-- BEGIN Recorded information --

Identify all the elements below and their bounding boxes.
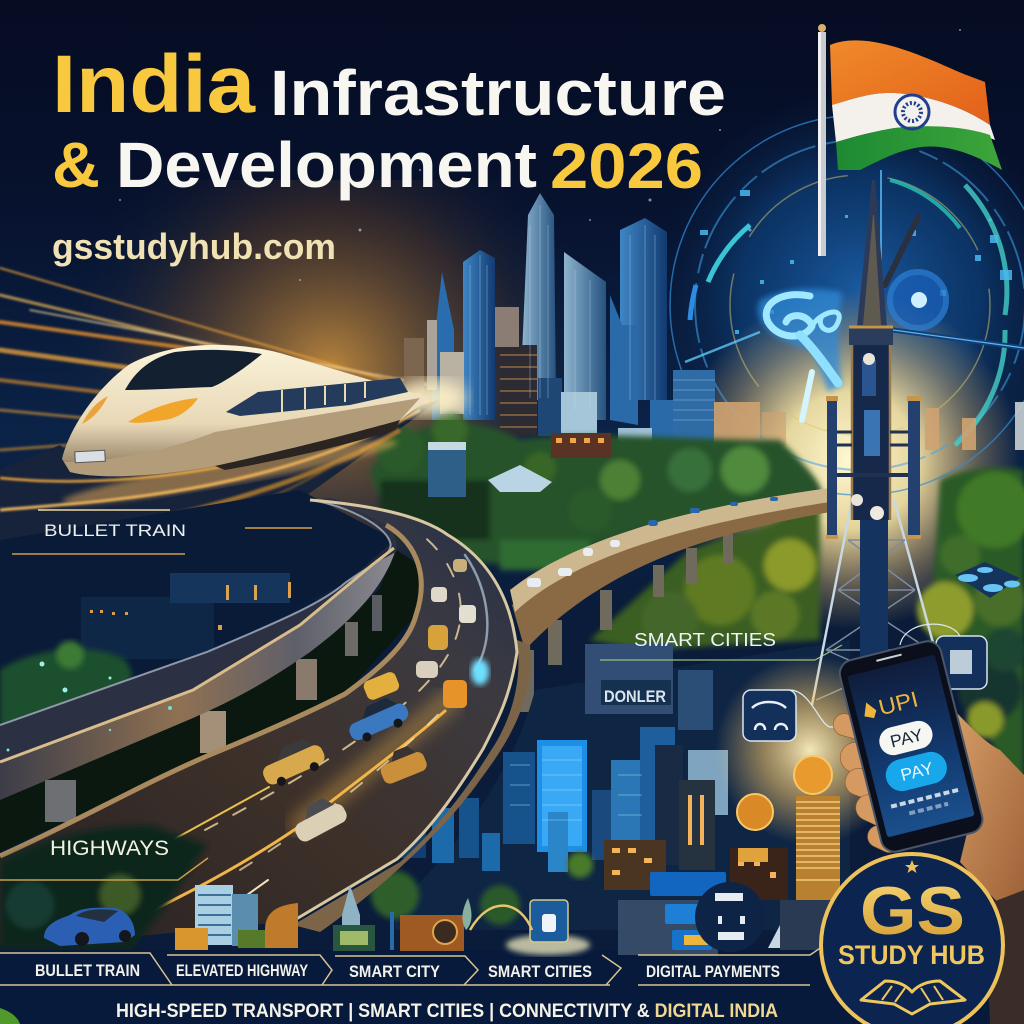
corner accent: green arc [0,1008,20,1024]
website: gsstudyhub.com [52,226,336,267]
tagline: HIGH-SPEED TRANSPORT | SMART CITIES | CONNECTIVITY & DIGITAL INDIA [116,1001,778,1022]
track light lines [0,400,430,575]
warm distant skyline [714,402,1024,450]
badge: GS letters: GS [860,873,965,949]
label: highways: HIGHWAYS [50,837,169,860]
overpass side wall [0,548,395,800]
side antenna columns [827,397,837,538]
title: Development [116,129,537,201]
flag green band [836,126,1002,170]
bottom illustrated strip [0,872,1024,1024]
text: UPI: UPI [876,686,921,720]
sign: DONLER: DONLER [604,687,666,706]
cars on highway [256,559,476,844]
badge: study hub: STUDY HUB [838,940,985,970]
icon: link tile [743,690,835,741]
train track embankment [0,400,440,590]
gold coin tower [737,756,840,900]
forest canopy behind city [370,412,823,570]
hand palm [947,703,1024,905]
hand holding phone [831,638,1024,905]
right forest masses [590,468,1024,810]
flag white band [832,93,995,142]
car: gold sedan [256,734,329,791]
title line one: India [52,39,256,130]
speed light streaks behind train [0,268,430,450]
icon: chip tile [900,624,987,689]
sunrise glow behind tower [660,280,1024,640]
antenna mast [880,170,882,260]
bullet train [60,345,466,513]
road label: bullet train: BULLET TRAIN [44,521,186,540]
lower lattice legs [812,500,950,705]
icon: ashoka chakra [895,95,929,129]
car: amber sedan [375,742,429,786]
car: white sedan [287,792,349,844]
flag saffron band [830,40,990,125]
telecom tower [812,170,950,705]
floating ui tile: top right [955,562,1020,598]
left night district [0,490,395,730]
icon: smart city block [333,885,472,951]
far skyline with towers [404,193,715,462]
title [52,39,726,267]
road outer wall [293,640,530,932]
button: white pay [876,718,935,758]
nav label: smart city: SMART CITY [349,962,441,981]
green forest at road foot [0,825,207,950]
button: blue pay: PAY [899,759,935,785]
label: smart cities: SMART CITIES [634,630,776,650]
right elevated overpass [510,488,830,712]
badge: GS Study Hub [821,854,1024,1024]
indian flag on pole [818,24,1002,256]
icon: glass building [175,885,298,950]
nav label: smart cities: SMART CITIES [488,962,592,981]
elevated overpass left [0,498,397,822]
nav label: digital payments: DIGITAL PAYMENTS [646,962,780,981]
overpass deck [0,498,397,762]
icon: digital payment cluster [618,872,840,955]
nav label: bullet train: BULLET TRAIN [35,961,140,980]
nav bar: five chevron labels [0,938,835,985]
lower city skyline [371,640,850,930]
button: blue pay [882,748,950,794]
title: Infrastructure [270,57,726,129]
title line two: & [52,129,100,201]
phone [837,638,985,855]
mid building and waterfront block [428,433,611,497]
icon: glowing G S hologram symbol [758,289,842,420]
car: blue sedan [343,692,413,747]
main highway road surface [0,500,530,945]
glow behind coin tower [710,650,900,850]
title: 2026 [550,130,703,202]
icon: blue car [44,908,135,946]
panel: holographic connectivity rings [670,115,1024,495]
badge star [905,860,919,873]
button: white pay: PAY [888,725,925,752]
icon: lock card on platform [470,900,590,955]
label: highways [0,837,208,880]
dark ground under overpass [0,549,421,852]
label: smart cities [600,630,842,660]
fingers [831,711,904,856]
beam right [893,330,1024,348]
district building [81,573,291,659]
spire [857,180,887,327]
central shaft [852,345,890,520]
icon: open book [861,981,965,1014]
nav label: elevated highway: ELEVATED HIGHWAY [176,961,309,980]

-- END Recorded information --
-- BEGIN Recorded information --

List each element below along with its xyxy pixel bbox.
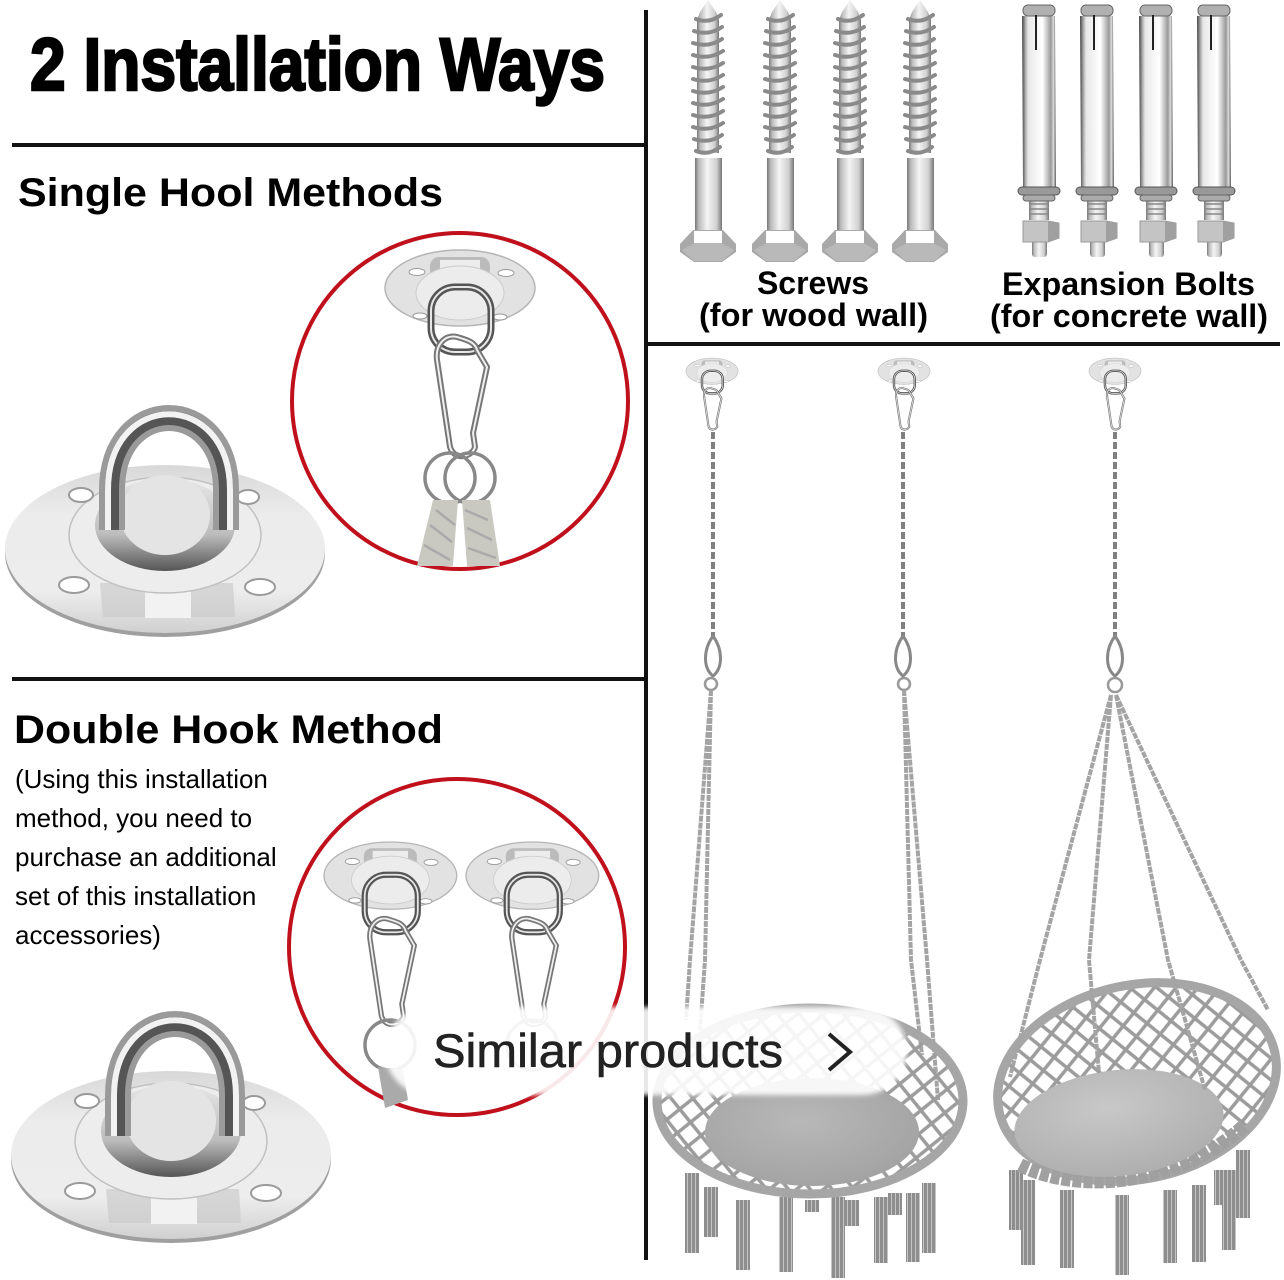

-- END Recorded information --

**Short exercise**
Gather every line from the records that contains the word "with", and copy each line in full.

**Exercise result**
far skyline with towers [404,193,715,462]
List each element below along with its xyxy pixel bbox.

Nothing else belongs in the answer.